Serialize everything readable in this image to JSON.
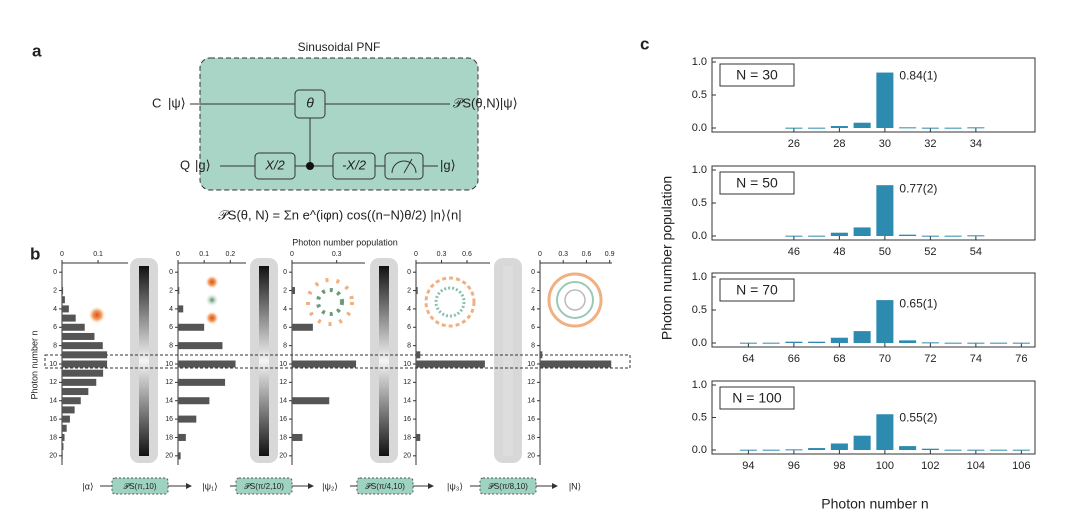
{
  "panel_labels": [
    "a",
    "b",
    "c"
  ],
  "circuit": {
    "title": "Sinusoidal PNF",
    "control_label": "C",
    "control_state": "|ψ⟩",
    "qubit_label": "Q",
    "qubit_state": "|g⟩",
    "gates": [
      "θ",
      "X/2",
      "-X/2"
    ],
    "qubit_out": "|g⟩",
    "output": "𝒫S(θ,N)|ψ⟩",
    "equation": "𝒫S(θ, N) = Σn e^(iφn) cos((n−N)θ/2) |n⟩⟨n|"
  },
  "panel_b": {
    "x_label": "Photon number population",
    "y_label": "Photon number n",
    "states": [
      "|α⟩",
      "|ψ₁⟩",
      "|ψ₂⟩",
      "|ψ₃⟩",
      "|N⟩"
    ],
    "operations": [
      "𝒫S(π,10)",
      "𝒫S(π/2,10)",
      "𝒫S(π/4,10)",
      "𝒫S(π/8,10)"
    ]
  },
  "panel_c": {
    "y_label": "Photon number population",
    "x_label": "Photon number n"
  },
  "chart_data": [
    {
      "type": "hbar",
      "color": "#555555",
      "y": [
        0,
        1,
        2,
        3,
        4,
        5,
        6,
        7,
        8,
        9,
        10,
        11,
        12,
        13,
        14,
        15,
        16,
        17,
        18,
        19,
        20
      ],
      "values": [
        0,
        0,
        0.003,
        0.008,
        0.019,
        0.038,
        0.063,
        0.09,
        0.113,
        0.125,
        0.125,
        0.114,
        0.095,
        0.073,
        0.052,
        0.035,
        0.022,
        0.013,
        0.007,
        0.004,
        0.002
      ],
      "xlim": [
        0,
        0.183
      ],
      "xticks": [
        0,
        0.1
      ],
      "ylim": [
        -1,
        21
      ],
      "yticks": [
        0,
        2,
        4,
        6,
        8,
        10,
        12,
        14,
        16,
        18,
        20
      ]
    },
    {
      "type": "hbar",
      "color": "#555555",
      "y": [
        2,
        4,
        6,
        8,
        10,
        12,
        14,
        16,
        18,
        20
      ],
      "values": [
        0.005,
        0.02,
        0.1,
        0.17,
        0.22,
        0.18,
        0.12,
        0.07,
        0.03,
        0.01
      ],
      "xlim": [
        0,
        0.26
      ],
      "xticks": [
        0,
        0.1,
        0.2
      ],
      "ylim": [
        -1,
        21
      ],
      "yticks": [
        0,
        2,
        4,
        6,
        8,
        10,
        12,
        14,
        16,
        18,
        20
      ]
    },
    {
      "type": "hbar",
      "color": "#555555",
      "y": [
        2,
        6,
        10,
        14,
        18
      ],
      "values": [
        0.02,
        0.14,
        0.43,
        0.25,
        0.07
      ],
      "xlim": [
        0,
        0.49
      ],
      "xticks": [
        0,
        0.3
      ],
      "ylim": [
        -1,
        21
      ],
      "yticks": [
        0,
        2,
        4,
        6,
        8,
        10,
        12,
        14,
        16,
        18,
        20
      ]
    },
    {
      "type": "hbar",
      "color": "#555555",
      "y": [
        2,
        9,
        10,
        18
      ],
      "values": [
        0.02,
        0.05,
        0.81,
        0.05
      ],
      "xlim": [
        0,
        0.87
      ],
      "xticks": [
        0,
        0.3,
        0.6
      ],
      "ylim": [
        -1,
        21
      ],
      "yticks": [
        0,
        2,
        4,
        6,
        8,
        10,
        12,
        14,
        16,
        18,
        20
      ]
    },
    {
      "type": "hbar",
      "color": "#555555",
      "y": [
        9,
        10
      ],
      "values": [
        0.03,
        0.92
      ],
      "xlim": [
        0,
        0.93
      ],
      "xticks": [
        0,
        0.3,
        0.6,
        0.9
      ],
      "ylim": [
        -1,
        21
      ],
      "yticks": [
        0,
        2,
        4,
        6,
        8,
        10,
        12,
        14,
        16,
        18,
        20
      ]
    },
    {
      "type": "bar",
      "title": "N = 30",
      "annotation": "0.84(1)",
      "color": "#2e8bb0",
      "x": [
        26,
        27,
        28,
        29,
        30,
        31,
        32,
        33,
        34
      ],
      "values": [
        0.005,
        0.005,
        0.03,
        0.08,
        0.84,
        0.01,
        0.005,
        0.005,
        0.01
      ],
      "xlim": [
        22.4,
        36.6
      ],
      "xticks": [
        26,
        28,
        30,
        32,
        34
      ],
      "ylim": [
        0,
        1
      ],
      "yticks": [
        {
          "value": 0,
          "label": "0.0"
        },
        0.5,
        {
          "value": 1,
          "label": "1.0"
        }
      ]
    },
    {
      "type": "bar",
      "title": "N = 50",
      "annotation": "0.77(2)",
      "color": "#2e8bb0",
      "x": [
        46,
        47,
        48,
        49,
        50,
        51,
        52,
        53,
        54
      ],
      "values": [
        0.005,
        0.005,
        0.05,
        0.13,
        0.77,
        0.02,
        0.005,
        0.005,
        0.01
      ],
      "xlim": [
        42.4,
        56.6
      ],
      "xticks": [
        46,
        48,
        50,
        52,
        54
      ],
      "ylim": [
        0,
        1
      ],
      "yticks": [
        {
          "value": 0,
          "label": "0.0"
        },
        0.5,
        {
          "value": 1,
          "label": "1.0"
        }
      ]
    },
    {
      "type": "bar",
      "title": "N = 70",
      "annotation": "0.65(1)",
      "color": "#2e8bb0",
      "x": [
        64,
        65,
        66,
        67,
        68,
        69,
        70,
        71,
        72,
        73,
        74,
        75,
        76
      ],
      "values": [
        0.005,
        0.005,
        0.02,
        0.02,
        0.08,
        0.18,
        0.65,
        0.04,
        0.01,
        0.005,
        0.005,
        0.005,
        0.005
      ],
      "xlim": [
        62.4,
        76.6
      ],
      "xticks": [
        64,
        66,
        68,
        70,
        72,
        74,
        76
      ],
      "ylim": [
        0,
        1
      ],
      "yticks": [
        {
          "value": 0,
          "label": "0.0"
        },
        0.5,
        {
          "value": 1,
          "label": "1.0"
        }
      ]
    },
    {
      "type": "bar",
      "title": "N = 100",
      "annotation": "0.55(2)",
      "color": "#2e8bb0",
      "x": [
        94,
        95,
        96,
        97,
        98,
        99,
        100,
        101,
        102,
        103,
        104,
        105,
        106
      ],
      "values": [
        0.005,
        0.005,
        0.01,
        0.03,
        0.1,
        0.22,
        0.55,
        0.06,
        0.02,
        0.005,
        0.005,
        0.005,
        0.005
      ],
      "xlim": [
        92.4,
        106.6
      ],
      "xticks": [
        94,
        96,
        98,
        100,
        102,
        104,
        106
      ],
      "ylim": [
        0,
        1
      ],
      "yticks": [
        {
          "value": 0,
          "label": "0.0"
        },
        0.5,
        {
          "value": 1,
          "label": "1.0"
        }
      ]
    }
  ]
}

Problem to work on: Read through the lines above and collect those that contain the string "number".

Written response:
    "x_label": "Photon number population",
    "y_label": "Photon number n",
    "y_label": "Photon number population",
    "x_label": "Photon number n"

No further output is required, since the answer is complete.